_What you are asked to do_
Begin at the line that has "x-tick-label: 2020-02-11 — [95, 258, 110, 320]" and stop after the line that has "x-tick-label: 2020-03-10 — [128, 258, 143, 321]"; rewrite these lines from the listing with "y-tick-label" changed to "y-axis-label" and nothing else altered.

(Spatial annotation records)
• • • •

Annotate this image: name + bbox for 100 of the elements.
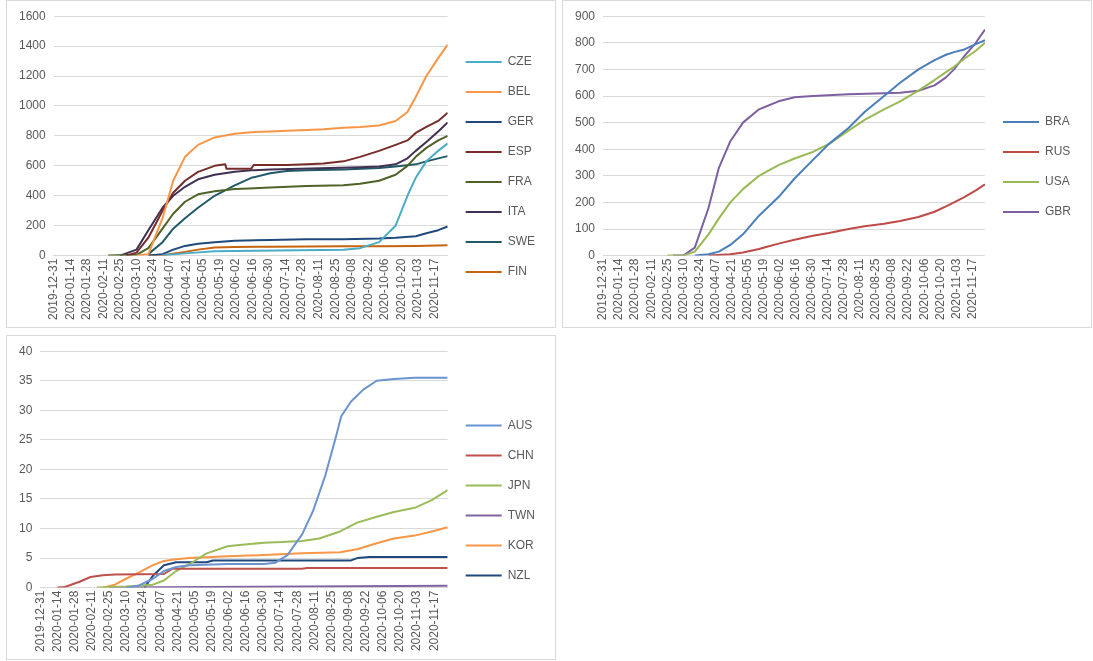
x-tick-label: 2020-02-11 — [95, 258, 110, 320]
x-tick-label: 2020-05-19 — [211, 258, 226, 321]
x-tick-label: 2020-07-28 — [836, 258, 851, 321]
legend-label: SWE — [507, 234, 536, 249]
x-tick-label: 2019-12-31 — [32, 590, 47, 653]
x-tick-label: 2020-02-25 — [101, 590, 116, 653]
x-tick-label: 2020-06-02 — [228, 258, 243, 321]
y-tick-label: 15 — [18, 491, 33, 506]
y-tick-label: 800 — [25, 128, 47, 143]
x-tick-label: 2020-03-10 — [128, 258, 143, 321]
x-tick-label: 2020-06-16 — [244, 258, 259, 321]
x-tick-label: 2020-08-25 — [323, 590, 338, 653]
legend-label: BEL — [507, 84, 531, 99]
x-tick-label: 2020-01-28 — [79, 258, 94, 321]
x-tick-label: 2020-07-14 — [820, 258, 835, 321]
x-tick-label: 2020-02-25 — [659, 258, 674, 321]
x-tick-label: 2020-09-22 — [360, 258, 375, 321]
x-tick-label: 2020-04-21 — [169, 590, 184, 653]
legend-label: ITA — [507, 204, 526, 219]
legend-label: TWN — [507, 507, 536, 522]
x-tick-label: 2020-08-11 — [306, 590, 321, 652]
x-tick-label: 2020-11-03 — [410, 258, 425, 320]
legend-label: GER — [507, 114, 534, 129]
x-tick-label: 2020-05-05 — [195, 258, 210, 321]
legend-label: ESP — [507, 144, 532, 159]
y-tick-label: 0 — [39, 247, 47, 262]
x-tick-label: 2020-10-06 — [375, 590, 390, 653]
x-tick-label: 2020-07-28 — [294, 258, 309, 321]
x-tick-label: 2020-08-11 — [852, 258, 867, 320]
y-tick-label: 25 — [18, 432, 33, 447]
y-tick-label: 0 — [25, 579, 33, 594]
x-tick-label: 2020-03-24 — [691, 258, 706, 321]
y-tick-label: 400 — [574, 141, 596, 156]
x-tick-label: 2020-06-16 — [238, 590, 253, 653]
x-tick-label: 2020-08-25 — [327, 258, 342, 321]
y-tick-label: 900 — [574, 8, 596, 23]
y-tick-label: 600 — [574, 88, 596, 103]
x-tick-label: 2020-02-11 — [643, 258, 658, 320]
y-tick-label: 200 — [574, 194, 596, 209]
legend-label: RUS — [1045, 144, 1071, 159]
y-tick-label: 10 — [18, 520, 33, 535]
x-tick-label: 2020-05-19 — [755, 258, 770, 321]
x-tick-label: 2020-06-30 — [255, 590, 270, 653]
x-tick-label: 2020-10-06 — [916, 258, 931, 321]
y-tick-label: 5 — [25, 550, 33, 565]
x-tick-label: 2020-08-11 — [311, 258, 326, 320]
x-tick-label: 2020-11-03 — [409, 590, 424, 652]
y-tick-label: 1200 — [18, 68, 47, 83]
legend-label: CHN — [507, 447, 534, 462]
x-tick-label: 2020-05-05 — [739, 258, 754, 321]
x-tick-label: 2020-09-08 — [344, 258, 359, 321]
y-tick-label: 200 — [25, 218, 47, 232]
x-tick-label: 2020-06-16 — [788, 258, 803, 321]
legend-label: USA — [1045, 174, 1070, 189]
legend-label: BRA — [1045, 114, 1070, 129]
x-tick-label: 2020-02-11 — [84, 590, 99, 652]
x-tick-label: 2020-04-07 — [161, 258, 176, 321]
x-tick-label: 2020-06-30 — [261, 258, 276, 321]
y-tick-label: 800 — [574, 35, 596, 50]
x-tick-label: 2020-11-17 — [964, 258, 979, 320]
y-tick-label: 20 — [18, 461, 33, 476]
x-tick-label: 2020-07-28 — [289, 590, 304, 653]
legend-label: JPN — [507, 477, 531, 492]
x-tick-label: 2020-08-25 — [868, 258, 883, 321]
legend-label: GBR — [1045, 204, 1072, 219]
x-tick-label: 2020-07-14 — [277, 258, 292, 321]
legend-label: KOR — [507, 537, 535, 552]
legend-label: CZE — [507, 54, 532, 69]
x-tick-label: 2020-03-10 — [675, 258, 690, 321]
x-tick-label: 2020-02-25 — [112, 258, 127, 321]
x-tick-label: 2020-01-14 — [62, 258, 77, 321]
x-tick-label: 2020-09-08 — [340, 590, 355, 653]
x-tick-label: 2020-04-21 — [723, 258, 738, 321]
x-tick-label: 2020-05-19 — [203, 590, 218, 653]
x-tick-label: 2020-03-24 — [145, 258, 160, 321]
x-tick-label: 2020-05-05 — [186, 590, 201, 653]
x-tick-label: 2020-10-06 — [377, 258, 392, 321]
y-tick-label: 700 — [574, 61, 596, 76]
x-tick-label: 2019-12-31 — [595, 258, 610, 321]
x-tick-label: 2020-03-10 — [118, 590, 133, 653]
x-tick-label: 2020-09-22 — [358, 590, 373, 653]
y-tick-label: 300 — [574, 168, 596, 183]
x-tick-label: 2020-09-22 — [900, 258, 915, 321]
x-tick-label: 2020-01-14 — [611, 258, 626, 321]
x-tick-label: 2020-07-14 — [272, 590, 287, 653]
legend-label: NZL — [507, 567, 531, 582]
y-tick-label: 600 — [25, 158, 47, 173]
y-tick-label: 1400 — [18, 38, 47, 53]
y-tick-label: 40 — [18, 343, 33, 358]
y-tick-label: 500 — [574, 114, 596, 129]
legend-label: FRA — [507, 174, 532, 189]
x-tick-label: 2020-06-02 — [771, 258, 786, 321]
x-tick-label: 2020-11-03 — [948, 258, 963, 320]
x-tick-label: 2020-06-02 — [221, 590, 236, 653]
x-tick-label: 2020-03-24 — [135, 590, 150, 653]
x-tick-label: 2019-12-31 — [46, 258, 61, 321]
x-tick-label: 2020-11-17 — [426, 590, 441, 652]
x-tick-label: 2020-10-20 — [932, 258, 947, 321]
x-tick-label: 2020-04-07 — [707, 258, 722, 321]
x-tick-label: 2020-01-14 — [49, 590, 64, 653]
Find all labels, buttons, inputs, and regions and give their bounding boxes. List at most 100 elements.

• • • •

_Solution to this exercise_
x-tick-label: 2020-02-11 — [95, 258, 110, 320]
x-tick-label: 2020-05-19 — [211, 258, 226, 321]
x-tick-label: 2020-07-28 — [836, 258, 851, 321]
legend-label: SWE — [507, 234, 536, 249]
x-tick-label: 2019-12-31 — [32, 590, 47, 653]
x-tick-label: 2020-02-25 — [101, 590, 116, 653]
x-tick-label: 2020-06-02 — [228, 258, 243, 321]
y-axis-label: 15 — [18, 491, 33, 506]
y-axis-label: 800 — [25, 128, 47, 143]
x-tick-label: 2020-03-10 — [128, 258, 143, 321]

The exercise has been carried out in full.